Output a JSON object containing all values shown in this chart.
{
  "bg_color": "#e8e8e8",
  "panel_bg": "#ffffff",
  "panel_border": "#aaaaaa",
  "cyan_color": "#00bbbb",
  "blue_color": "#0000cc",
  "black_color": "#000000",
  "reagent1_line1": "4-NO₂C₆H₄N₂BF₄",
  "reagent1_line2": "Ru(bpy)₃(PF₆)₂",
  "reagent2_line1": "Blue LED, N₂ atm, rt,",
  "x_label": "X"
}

--

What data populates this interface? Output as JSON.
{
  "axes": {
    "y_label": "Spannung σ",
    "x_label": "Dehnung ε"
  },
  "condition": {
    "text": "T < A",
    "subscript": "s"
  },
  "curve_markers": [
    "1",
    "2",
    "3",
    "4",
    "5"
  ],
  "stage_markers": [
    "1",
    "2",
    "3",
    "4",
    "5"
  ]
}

● **What is required**
Tell how many lines in the material contain the word "this". Only the number is wanted.

● **Written solution**
2